EXTRACTED TEXT ::
# question



## peacefish (Jan 22, 2008)

Why would anyone fly fish?


----------



## Grandpa D (Sep 7, 2007)

Because they can.


----------



## bugchuker (Dec 3, 2007)

Its a little more challenging than impaling a night crawler or a wad of play dough on a hook and dunking it. More of an art form than throwing hardware. Not that there is wrong with any of the aforementioned strategies, I just got bored with them. I kind of compare it to deer hunting, I used to shoot anything with antlers, got tired of it because there wasn't much challenge. I guess the reason I fly fishing is it challenges me.


----------



## BrookTroutKid (Oct 10, 2007)

peacefish said:


> Why would anyone fly fish?


Because it is more of a challenge and a lot more rewarding when you catch something!


----------



## smoothie (Nov 21, 2011)

I switched to fly fishing because I wasn't catching that many fish w/ lures / spinners / bait.

WHAT NEEDS TO BE DONE :: Can you write out the fly fishing thread above word for word, from start to finish?

DATA LISTING ::

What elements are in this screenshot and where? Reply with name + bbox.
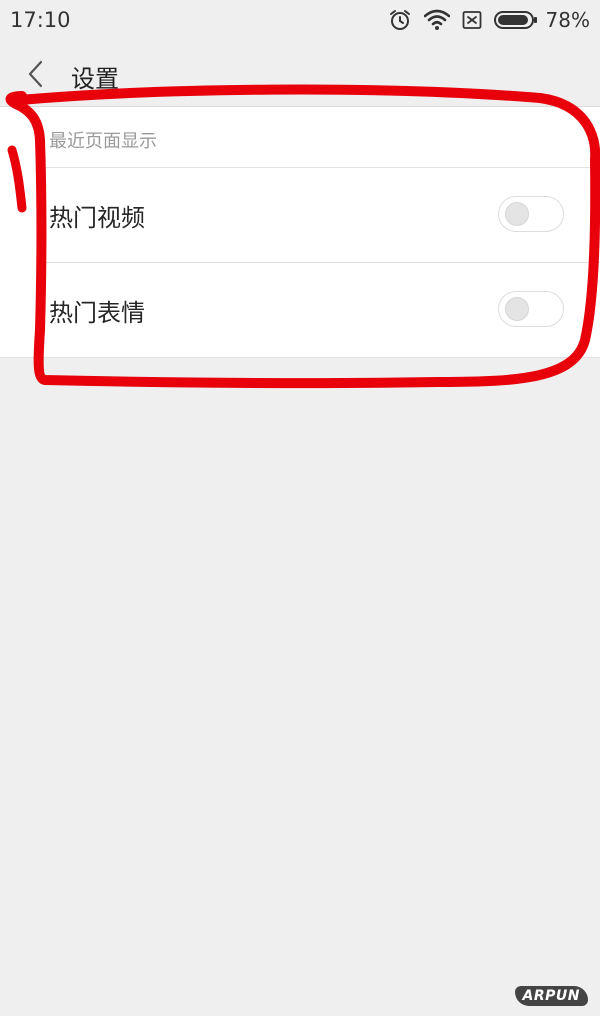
watermark-logo: ARPUN: [514, 986, 588, 1006]
hot-videos-toggle[interactable]: [498, 196, 564, 232]
settings-card: 最近页面显示 热门视频 热门表情: [0, 107, 600, 358]
status-icons: 78%: [376, 7, 590, 33]
section-header: 最近页面显示: [49, 131, 157, 152]
setting-label: 热门视频: [49, 204, 145, 232]
wifi-icon: [423, 9, 450, 31]
back-button[interactable]: [18, 56, 54, 92]
app-header: 设置: [0, 42, 600, 107]
toggle-knob: [505, 202, 529, 226]
battery-icon: [493, 11, 538, 29]
alarm-icon: [388, 8, 412, 32]
setting-label: 热门表情: [49, 299, 145, 327]
toggle-knob: [505, 297, 529, 321]
status-time: 17:10: [10, 8, 71, 32]
setting-row-hot-stickers[interactable]: 热门表情: [0, 263, 600, 357]
page-title: 设置: [71, 65, 119, 93]
battery-percent: 78%: [545, 8, 590, 32]
setting-row-hot-videos[interactable]: 热门视频: [0, 168, 600, 262]
status-bar: 17:10 78%: [0, 0, 600, 42]
chevron-left-icon: [28, 60, 43, 88]
hot-stickers-toggle[interactable]: [498, 291, 564, 327]
no-sim-icon: [462, 10, 482, 30]
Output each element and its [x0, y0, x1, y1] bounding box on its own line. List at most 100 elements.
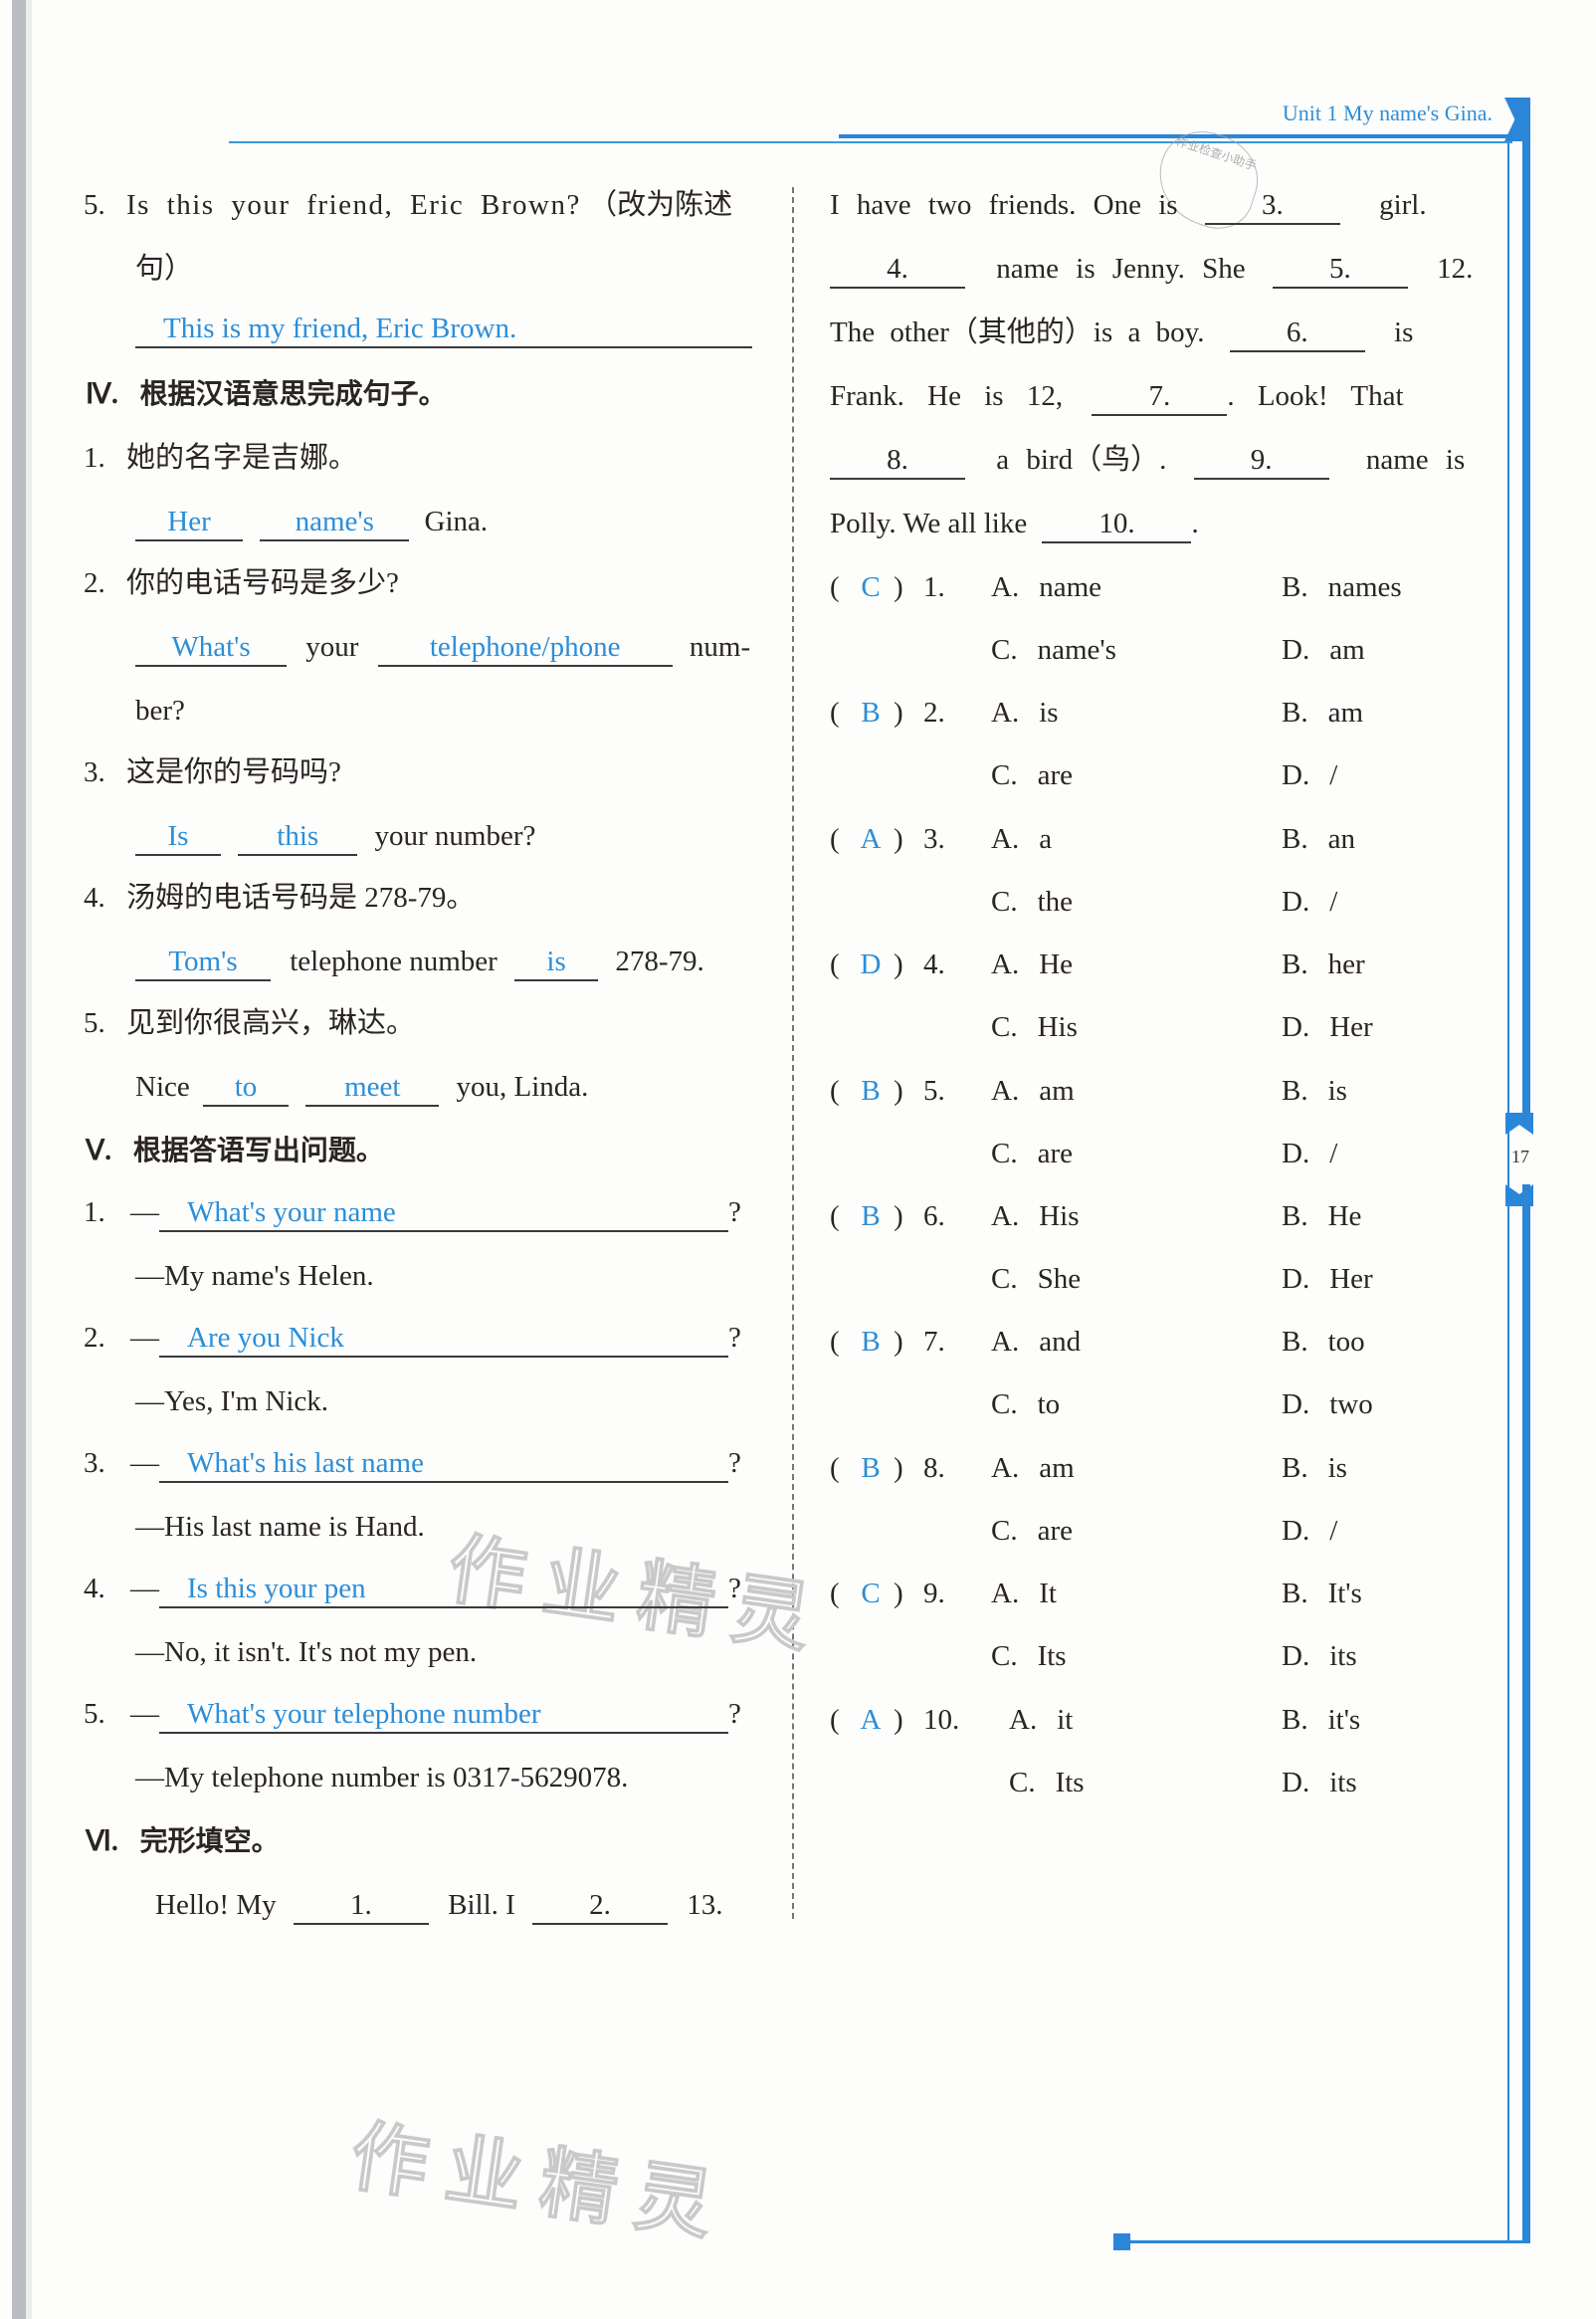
selected-answer[interactable]: A	[860, 819, 882, 859]
option-text: it's	[1327, 1704, 1361, 1736]
question-mark: ?	[728, 1322, 741, 1354]
cloze-blank[interactable]: 6.	[1229, 315, 1365, 352]
answer-blank[interactable]: Her	[135, 504, 243, 541]
answer-blank[interactable]: What's	[135, 629, 287, 667]
selected-answer[interactable]: B	[860, 1322, 882, 1362]
selected-answer[interactable]: A	[860, 1700, 882, 1740]
binding-edge-highlight	[26, 0, 32, 2319]
bracket-close: )	[894, 571, 903, 603]
option-text: It's	[1327, 1578, 1362, 1609]
option-d[interactable]: D. /	[1282, 882, 1337, 922]
answer-blank[interactable]: What's your name	[159, 1194, 728, 1232]
option-a[interactable]: A. am	[991, 1448, 1075, 1488]
cloze-blank[interactable]: 3.	[1204, 187, 1340, 225]
cloze-blank[interactable]: 1.	[293, 1887, 429, 1925]
cloze-blank[interactable]: 5.	[1272, 251, 1408, 289]
option-label: C.	[991, 1388, 1018, 1420]
option-c[interactable]: C. She	[991, 1259, 1081, 1299]
option-b[interactable]: B. names	[1282, 567, 1402, 607]
bracket-open: (	[830, 949, 840, 980]
option-text: Her	[1329, 1263, 1373, 1295]
answer-blank[interactable]: What's his last name	[159, 1445, 728, 1483]
answer-blank[interactable]: Is this your pen	[159, 1571, 728, 1608]
answer-blank[interactable]: Tom's	[135, 944, 271, 981]
option-a[interactable]: A. His	[991, 1196, 1080, 1236]
selected-answer[interactable]: B	[860, 1196, 882, 1236]
selected-answer[interactable]: B	[860, 693, 882, 733]
option-text: names	[1327, 571, 1402, 603]
exercise-item: 2. 你的电话号码是多少?	[84, 563, 399, 603]
cloze-blank[interactable]: 9.	[1193, 442, 1329, 480]
answer-blank[interactable]: telephone/phone	[377, 629, 673, 667]
option-label: B.	[1282, 1704, 1308, 1736]
option-c[interactable]: C. are	[991, 1134, 1073, 1173]
cloze-blank[interactable]: 4.	[830, 251, 965, 289]
option-c[interactable]: C. are	[991, 1511, 1073, 1551]
option-d[interactable]: D. /	[1282, 1134, 1337, 1173]
cloze-blank[interactable]: 7.	[1092, 378, 1228, 416]
selected-answer[interactable]: C	[860, 567, 882, 607]
option-b[interactable]: B. am	[1282, 693, 1363, 733]
option-b[interactable]: B. her	[1282, 945, 1365, 984]
cloze-blank[interactable]: 10.	[1042, 506, 1192, 543]
answer-blank[interactable]: is	[514, 944, 599, 981]
option-b[interactable]: B. too	[1282, 1322, 1365, 1362]
option-c[interactable]: C. to	[991, 1384, 1060, 1424]
option-text: is	[1327, 1075, 1347, 1107]
item-prompt: 这是你的号码吗?	[126, 756, 341, 788]
answer-blank[interactable]: This is my friend, Eric Brown.	[135, 311, 752, 348]
selected-answer[interactable]: B	[860, 1448, 882, 1488]
passage-text: 12.	[1437, 253, 1474, 285]
option-d[interactable]: D. am	[1282, 630, 1365, 670]
cloze-blank[interactable]: 8.	[830, 442, 965, 480]
answer-blank[interactable]: meet	[305, 1069, 440, 1107]
section-number: Ⅵ.	[86, 1826, 118, 1857]
option-d[interactable]: D. Her	[1282, 1259, 1373, 1299]
option-a[interactable]: A. It	[991, 1574, 1057, 1613]
option-d[interactable]: D. its	[1282, 1763, 1357, 1802]
option-c[interactable]: C. Its	[991, 1636, 1067, 1676]
answer-blank[interactable]: to	[203, 1069, 289, 1107]
selected-answer[interactable]: C	[860, 1574, 882, 1613]
option-d[interactable]: D. Her	[1282, 1007, 1373, 1047]
option-c[interactable]: C. the	[991, 882, 1073, 922]
option-b[interactable]: B. it's	[1282, 1700, 1360, 1740]
option-a[interactable]: A. He	[991, 945, 1073, 984]
option-label: D.	[1282, 634, 1310, 666]
option-b[interactable]: B. is	[1282, 1448, 1347, 1488]
option-b[interactable]: B. an	[1282, 819, 1355, 859]
answer-blank[interactable]: name's	[260, 504, 410, 541]
option-b[interactable]: B. is	[1282, 1071, 1347, 1111]
question-item: 5. — What's your telephone number?	[84, 1694, 741, 1734]
answer-blank[interactable]: Are you Nick	[159, 1320, 728, 1358]
option-text: am	[1039, 1075, 1075, 1107]
option-d[interactable]: D. /	[1282, 755, 1337, 795]
option-a[interactable]: A. name	[991, 567, 1101, 607]
selected-answer[interactable]: D	[860, 945, 882, 984]
option-label: B.	[1282, 1075, 1308, 1107]
option-a[interactable]: A. am	[991, 1071, 1075, 1111]
answer-blank[interactable]: What's your telephone number	[159, 1696, 728, 1734]
option-label: B.	[1282, 1326, 1308, 1358]
option-d[interactable]: D. two	[1282, 1384, 1373, 1424]
option-d[interactable]: D. its	[1282, 1636, 1357, 1676]
option-a[interactable]: A. is	[991, 693, 1059, 733]
answer-blank[interactable]: this	[238, 818, 358, 856]
option-a[interactable]: A. and	[991, 1322, 1081, 1362]
option-c[interactable]: C. are	[991, 755, 1073, 795]
option-a[interactable]: A. it	[1009, 1700, 1073, 1740]
option-c[interactable]: C. His	[991, 1007, 1078, 1047]
answer-line: This is my friend, Eric Brown.	[135, 309, 752, 348]
option-d[interactable]: D. /	[1282, 1511, 1337, 1551]
answer-blank[interactable]: Is	[135, 818, 221, 856]
selected-answer[interactable]: B	[860, 1071, 882, 1111]
bracket-close: )	[894, 1326, 903, 1358]
option-b[interactable]: B. He	[1282, 1196, 1361, 1236]
cloze-blank[interactable]: 2.	[532, 1887, 669, 1925]
question-number: 9.	[923, 1578, 945, 1609]
option-c[interactable]: C. name's	[991, 630, 1116, 670]
option-a[interactable]: A. a	[991, 819, 1052, 859]
option-b[interactable]: B. It's	[1282, 1574, 1362, 1613]
option-text: an	[1327, 823, 1355, 855]
option-c[interactable]: C. Its	[1009, 1763, 1085, 1802]
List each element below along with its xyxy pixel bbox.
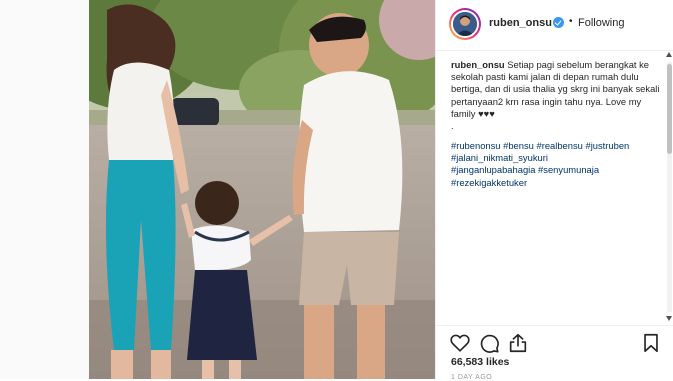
share-icon[interactable] [507, 332, 529, 354]
hashtag-line[interactable]: #jalani_nikmati_syukuri [451, 152, 663, 164]
heart-icon[interactable] [449, 332, 471, 354]
following-button[interactable]: Following [578, 17, 624, 29]
bookmark-icon[interactable] [640, 332, 662, 354]
post-actions: 66,583 likes 1 DAY AGO [436, 325, 673, 381]
hashtag-list: #rubenonsu #bensu #realbensu #justruben … [451, 140, 663, 189]
hashtag-line[interactable]: #rubenonsu #bensu #realbensu #justruben [451, 140, 663, 152]
separator-dot: • [569, 16, 573, 27]
caption-scrollbar[interactable] [665, 52, 673, 323]
verified-badge-icon [553, 17, 564, 28]
comment-icon[interactable] [478, 332, 500, 354]
post-caption: ruben_onsu Setiap pagi sebelum berangkat… [451, 59, 661, 132]
avatar[interactable] [449, 8, 481, 40]
post-media-container [0, 0, 435, 379]
scroll-thumb[interactable] [667, 64, 672, 154]
post-details-panel: ruben_onsu • Following ruben_onsu Setiap… [435, 0, 673, 381]
post-header: ruben_onsu • Following [436, 0, 673, 51]
caption-dot: . [451, 120, 454, 132]
likes-count[interactable]: 66,583 likes [451, 356, 509, 368]
hashtag-line[interactable]: #janganlupabahagia #senyumunaja [451, 164, 663, 176]
scroll-up-arrow-icon[interactable] [666, 52, 672, 57]
hashtag-line[interactable]: #rezekigakketuker [451, 177, 663, 189]
post-photo[interactable] [89, 0, 435, 379]
scroll-down-arrow-icon[interactable] [666, 316, 672, 321]
post-author-username[interactable]: ruben_onsu [489, 17, 552, 29]
caption-username[interactable]: ruben_onsu [451, 59, 505, 70]
post-timestamp: 1 DAY AGO [451, 374, 493, 381]
avatar-image [453, 12, 477, 36]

OUTPUT BELOW ::
# question



## peacefish (Jan 22, 2008)

Why would anyone fly fish?


----------



## Grandpa D (Sep 7, 2007)

Because they can.


----------



## bugchuker (Dec 3, 2007)

Its a little more challenging than impaling a night crawler or a wad of play dough on a hook and dunking it. More of an art form than throwing hardware. Not that there is wrong with any of the aforementioned strategies, I just got bored with them. I kind of compare it to deer hunting, I used to shoot anything with antlers, got tired of it because there wasn't much challenge. I guess the reason I fly fishing is it challenges me.


----------



## BrookTroutKid (Oct 10, 2007)

peacefish said:


> Why would anyone fly fish?


Because it is more of a challenge and a lot more rewarding when you catch something!


----------



## smoothie (Nov 21, 2011)

I switched to fly fishing because I wasn't catching that many fish w/ lures / spinners / bait.